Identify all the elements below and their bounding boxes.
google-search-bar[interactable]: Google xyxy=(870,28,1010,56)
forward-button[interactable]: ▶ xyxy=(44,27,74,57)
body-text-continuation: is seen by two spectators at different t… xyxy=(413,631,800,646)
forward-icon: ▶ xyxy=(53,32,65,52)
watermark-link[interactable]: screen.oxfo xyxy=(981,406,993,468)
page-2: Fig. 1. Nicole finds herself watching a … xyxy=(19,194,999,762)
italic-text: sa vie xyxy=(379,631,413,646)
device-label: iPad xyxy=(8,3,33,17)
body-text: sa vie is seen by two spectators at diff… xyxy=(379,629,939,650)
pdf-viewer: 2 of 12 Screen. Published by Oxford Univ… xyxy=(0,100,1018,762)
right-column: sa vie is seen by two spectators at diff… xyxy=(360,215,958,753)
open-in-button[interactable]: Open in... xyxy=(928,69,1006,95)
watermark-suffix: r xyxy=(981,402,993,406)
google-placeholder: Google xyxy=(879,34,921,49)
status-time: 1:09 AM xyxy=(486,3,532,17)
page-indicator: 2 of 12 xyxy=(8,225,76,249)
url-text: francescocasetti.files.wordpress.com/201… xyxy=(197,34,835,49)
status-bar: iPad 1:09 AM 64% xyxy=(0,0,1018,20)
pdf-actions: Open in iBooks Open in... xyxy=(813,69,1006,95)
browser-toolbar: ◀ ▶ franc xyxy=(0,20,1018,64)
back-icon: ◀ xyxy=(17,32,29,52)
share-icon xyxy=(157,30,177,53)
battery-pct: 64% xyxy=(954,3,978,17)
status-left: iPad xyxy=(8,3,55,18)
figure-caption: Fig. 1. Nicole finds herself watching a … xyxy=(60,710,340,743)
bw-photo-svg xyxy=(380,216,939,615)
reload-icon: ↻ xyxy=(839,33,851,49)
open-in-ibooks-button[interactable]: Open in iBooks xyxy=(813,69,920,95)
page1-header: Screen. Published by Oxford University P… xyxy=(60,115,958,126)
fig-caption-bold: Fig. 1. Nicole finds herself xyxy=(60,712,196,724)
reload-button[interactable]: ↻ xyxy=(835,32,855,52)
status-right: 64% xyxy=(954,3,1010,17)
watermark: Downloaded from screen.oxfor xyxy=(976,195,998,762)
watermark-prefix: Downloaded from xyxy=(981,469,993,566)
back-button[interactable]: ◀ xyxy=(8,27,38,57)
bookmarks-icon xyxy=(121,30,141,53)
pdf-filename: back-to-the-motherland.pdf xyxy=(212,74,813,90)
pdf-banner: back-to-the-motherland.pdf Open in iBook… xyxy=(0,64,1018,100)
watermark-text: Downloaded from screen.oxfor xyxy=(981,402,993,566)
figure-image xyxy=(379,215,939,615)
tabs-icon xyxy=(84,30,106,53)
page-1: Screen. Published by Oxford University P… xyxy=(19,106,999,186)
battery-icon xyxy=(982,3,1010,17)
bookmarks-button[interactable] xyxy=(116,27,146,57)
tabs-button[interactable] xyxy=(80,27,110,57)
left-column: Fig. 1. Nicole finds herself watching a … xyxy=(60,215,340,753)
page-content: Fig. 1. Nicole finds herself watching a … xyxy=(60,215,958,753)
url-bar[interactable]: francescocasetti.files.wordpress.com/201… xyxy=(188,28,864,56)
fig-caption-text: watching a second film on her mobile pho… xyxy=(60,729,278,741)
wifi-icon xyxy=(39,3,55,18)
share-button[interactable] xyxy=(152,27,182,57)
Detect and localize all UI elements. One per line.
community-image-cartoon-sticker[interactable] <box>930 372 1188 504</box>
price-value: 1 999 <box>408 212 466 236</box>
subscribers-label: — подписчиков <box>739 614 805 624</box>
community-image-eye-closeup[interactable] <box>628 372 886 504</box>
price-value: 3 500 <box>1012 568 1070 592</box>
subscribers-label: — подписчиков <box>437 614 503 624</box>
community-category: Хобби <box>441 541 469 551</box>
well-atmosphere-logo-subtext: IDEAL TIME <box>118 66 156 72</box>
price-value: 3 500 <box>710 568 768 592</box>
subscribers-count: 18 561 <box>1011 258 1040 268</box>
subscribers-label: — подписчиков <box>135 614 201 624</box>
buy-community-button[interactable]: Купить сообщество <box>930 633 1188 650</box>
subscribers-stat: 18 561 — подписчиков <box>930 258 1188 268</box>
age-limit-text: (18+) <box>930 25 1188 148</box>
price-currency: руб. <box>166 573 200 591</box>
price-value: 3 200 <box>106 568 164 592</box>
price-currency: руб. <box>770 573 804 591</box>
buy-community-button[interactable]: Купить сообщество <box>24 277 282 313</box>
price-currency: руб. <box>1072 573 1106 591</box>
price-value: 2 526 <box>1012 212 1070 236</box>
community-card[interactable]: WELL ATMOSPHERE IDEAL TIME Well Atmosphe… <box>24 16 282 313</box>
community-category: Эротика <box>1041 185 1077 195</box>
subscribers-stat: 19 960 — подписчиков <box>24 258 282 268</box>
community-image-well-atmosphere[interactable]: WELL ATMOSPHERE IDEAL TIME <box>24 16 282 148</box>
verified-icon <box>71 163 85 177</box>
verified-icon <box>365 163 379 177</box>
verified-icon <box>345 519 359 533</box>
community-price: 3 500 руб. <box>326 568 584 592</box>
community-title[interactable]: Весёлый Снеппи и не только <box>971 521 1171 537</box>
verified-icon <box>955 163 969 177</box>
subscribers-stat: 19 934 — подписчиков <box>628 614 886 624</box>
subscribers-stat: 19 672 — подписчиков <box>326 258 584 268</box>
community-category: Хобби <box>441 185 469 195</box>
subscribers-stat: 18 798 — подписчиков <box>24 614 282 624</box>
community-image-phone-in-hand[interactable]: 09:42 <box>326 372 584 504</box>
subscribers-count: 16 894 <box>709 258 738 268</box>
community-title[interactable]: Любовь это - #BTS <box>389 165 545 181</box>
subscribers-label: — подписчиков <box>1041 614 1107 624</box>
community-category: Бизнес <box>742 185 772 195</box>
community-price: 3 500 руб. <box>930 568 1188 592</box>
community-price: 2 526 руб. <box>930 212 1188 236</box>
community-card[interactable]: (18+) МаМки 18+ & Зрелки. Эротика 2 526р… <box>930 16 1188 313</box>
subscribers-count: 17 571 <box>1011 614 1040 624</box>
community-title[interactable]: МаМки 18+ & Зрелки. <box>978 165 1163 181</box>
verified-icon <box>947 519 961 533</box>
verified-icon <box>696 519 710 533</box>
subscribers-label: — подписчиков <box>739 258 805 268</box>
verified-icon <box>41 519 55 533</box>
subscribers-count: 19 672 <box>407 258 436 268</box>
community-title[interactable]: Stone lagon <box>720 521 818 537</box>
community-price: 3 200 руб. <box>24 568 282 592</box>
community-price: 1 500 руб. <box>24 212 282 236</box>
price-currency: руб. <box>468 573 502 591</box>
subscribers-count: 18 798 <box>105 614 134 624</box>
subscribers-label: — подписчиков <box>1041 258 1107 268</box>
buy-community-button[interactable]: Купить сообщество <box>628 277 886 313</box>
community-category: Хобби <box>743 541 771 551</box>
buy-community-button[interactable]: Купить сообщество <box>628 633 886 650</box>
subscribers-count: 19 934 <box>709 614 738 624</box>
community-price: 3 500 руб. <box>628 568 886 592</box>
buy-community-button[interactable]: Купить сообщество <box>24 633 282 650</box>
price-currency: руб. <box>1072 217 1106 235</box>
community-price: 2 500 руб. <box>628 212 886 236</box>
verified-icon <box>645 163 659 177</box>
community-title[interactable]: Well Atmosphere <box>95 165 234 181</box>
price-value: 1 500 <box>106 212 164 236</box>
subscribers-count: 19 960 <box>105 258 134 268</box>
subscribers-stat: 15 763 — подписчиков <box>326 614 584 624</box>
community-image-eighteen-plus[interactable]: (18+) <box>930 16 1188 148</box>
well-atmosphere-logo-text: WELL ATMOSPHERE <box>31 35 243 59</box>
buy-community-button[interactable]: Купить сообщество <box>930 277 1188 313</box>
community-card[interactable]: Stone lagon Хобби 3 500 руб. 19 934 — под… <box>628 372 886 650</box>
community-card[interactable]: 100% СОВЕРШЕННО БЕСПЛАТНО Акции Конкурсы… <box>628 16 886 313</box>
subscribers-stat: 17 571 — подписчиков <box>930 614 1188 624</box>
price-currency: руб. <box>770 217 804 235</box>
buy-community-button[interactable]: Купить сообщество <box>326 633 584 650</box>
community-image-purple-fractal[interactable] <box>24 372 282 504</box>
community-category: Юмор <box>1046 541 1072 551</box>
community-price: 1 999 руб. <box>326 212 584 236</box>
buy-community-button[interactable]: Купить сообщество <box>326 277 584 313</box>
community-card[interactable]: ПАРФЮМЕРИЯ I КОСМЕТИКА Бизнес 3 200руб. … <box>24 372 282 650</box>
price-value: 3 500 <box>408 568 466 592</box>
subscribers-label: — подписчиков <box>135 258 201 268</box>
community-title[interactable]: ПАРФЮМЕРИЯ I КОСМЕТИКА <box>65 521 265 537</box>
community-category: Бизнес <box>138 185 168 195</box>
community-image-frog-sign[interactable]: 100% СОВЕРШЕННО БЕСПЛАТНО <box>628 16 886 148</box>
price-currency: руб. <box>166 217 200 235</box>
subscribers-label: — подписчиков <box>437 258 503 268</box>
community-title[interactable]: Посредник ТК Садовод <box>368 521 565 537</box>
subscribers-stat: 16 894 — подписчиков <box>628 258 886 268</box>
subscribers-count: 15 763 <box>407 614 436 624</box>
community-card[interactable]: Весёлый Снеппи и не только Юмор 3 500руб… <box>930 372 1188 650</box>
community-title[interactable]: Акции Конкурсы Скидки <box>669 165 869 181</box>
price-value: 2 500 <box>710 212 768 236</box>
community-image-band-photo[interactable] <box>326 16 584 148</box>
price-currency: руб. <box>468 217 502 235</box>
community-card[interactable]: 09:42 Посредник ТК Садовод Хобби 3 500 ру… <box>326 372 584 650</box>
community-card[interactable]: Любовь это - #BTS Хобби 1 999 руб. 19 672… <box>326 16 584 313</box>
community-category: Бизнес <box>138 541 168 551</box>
******************************
* **What you are asked to do**:
Copy the material word for word, from its first line through the line containing "status-left: iPad xyxy=(8,3,55,18)", that line included.

* **Response to the task**:
Identify all the elements below and their bounding boxes.
google-search-bar[interactable]: Google xyxy=(870,28,1010,56)
forward-button[interactable]: ▶ xyxy=(44,27,74,57)
body-text-continuation: is seen by two spectators at different t… xyxy=(413,631,800,646)
forward-icon: ▶ xyxy=(53,32,65,52)
watermark-link[interactable]: screen.oxfo xyxy=(981,406,993,468)
page-2: Fig. 1. Nicole finds herself watching a … xyxy=(19,194,999,762)
italic-text: sa vie xyxy=(379,631,413,646)
device-label: iPad xyxy=(8,3,33,17)
body-text: sa vie is seen by two spectators at diff… xyxy=(379,629,939,650)
pdf-viewer: 2 of 12 Screen. Published by Oxford Univ… xyxy=(0,100,1018,762)
right-column: sa vie is seen by two spectators at diff… xyxy=(360,215,958,753)
open-in-button[interactable]: Open in... xyxy=(928,69,1006,95)
watermark-suffix: r xyxy=(981,402,993,406)
google-placeholder: Google xyxy=(879,34,921,49)
status-time: 1:09 AM xyxy=(486,3,532,17)
page-indicator: 2 of 12 xyxy=(8,225,76,249)
url-text: francescocasetti.files.wordpress.com/201… xyxy=(197,34,835,49)
status-bar: iPad 1:09 AM 64% xyxy=(0,0,1018,20)
pdf-actions: Open in iBooks Open in... xyxy=(813,69,1006,95)
browser-toolbar: ◀ ▶ franc xyxy=(0,20,1018,64)
back-icon: ◀ xyxy=(17,32,29,52)
share-icon xyxy=(157,30,177,53)
battery-pct: 64% xyxy=(954,3,978,17)
status-left: iPad xyxy=(8,3,55,18)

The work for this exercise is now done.